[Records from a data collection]
* start *

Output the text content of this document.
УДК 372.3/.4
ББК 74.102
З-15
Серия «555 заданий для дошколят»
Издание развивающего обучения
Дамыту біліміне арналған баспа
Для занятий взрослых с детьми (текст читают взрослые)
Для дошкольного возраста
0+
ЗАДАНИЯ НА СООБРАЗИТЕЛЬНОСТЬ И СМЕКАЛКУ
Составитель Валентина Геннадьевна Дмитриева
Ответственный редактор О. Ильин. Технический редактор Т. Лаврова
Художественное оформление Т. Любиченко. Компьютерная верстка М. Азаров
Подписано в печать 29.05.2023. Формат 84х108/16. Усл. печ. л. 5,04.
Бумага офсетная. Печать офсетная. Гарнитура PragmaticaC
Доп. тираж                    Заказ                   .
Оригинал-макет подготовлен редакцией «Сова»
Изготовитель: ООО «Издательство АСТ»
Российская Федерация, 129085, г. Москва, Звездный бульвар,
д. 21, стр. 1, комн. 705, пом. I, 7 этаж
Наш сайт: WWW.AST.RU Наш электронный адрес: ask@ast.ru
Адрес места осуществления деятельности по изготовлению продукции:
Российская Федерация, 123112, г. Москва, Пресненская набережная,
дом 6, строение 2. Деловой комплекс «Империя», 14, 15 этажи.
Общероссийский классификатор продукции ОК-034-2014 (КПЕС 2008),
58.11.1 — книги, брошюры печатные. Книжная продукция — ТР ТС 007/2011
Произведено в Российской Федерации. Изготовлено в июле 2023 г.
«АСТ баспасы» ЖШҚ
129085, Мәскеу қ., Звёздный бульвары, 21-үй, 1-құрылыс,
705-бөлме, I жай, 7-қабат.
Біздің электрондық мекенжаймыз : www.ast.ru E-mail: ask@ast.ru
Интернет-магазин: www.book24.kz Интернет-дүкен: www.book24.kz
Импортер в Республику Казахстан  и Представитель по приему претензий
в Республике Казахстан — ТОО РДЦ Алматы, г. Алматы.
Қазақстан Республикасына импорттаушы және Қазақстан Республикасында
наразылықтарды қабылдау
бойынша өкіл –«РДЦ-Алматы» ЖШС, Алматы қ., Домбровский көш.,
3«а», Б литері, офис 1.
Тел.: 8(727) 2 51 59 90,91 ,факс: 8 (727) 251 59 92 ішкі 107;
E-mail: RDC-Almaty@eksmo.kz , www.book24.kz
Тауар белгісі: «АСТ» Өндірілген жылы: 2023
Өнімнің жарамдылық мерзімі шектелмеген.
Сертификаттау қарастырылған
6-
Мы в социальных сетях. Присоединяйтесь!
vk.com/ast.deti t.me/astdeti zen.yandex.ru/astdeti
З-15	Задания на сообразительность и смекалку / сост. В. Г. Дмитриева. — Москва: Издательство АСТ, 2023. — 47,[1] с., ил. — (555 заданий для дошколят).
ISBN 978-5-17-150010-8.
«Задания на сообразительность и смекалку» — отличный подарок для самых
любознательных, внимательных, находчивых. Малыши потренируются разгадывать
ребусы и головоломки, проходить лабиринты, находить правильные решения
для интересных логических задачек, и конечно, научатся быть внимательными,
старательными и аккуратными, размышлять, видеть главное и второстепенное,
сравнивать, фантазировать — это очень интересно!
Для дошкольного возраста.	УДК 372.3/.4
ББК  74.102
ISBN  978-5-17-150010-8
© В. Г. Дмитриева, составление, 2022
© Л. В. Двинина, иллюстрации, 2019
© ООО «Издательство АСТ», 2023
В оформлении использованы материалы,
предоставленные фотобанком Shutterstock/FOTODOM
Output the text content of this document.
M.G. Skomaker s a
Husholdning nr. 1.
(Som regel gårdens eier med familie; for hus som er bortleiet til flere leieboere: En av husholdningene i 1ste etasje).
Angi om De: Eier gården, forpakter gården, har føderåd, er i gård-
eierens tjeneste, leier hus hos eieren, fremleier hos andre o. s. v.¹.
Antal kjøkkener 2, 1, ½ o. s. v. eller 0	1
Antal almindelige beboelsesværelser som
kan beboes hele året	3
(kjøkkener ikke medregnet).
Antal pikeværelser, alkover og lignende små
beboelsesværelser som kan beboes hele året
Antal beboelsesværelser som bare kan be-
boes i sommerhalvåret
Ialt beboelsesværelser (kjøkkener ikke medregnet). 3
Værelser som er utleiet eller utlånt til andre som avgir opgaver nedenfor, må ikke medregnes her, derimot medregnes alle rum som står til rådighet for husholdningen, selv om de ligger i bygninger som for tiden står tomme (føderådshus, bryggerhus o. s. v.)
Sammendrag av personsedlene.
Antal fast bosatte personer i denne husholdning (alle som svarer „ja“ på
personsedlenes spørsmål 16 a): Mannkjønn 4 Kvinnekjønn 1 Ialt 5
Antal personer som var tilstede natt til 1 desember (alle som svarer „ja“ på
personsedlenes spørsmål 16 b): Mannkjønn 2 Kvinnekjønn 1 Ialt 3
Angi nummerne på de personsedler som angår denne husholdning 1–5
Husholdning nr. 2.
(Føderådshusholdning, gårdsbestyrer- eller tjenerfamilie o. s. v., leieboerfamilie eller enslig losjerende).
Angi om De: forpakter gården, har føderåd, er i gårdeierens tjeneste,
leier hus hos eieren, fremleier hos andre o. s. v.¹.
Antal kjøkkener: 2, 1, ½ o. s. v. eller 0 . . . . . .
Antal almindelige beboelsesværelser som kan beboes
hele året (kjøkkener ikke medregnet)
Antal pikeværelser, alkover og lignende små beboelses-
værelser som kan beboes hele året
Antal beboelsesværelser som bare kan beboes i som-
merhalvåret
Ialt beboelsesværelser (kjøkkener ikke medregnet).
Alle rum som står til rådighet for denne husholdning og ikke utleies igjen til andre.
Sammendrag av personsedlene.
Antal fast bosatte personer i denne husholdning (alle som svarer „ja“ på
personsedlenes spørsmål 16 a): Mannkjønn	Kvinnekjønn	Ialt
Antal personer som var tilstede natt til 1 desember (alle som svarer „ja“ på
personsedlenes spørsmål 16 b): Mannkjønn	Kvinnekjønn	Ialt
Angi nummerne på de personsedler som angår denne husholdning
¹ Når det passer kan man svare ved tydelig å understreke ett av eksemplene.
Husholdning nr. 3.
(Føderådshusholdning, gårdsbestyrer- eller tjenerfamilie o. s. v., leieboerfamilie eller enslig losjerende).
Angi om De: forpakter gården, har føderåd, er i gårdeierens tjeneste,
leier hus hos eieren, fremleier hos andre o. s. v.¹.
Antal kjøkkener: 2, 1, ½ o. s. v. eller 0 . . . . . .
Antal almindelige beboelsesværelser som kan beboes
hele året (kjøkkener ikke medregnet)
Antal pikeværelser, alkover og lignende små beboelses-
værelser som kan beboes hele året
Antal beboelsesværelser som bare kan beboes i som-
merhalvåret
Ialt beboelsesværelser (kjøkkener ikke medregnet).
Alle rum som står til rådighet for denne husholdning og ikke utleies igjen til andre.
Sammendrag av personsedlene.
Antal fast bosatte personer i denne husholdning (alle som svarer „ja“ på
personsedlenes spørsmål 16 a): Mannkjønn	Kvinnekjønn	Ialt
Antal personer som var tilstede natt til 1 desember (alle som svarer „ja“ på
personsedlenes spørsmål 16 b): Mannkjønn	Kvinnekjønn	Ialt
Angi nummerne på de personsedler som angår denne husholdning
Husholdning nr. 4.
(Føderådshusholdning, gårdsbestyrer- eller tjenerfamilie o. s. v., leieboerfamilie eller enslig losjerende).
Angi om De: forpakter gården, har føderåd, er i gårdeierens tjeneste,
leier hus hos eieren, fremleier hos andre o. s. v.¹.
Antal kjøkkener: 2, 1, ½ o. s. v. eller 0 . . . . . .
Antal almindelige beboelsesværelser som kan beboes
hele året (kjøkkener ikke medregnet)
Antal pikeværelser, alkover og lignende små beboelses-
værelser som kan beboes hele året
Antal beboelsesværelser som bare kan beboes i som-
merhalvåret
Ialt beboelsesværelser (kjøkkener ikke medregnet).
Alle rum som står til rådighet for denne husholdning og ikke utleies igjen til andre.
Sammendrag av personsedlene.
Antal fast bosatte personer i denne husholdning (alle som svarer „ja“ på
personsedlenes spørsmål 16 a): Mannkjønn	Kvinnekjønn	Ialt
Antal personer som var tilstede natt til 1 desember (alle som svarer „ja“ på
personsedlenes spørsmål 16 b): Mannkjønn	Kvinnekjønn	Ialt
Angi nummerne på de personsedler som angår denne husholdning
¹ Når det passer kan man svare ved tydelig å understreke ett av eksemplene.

* end *

**Exercise directions**
Extract, from the material above, each line holding the word "продукции".

**Result of the exercise**
Адрес места осуществления деятельности по изготовлению продукции:
Общероссийский классификатор продукции ОК-034-2014 (КПЕС 2008),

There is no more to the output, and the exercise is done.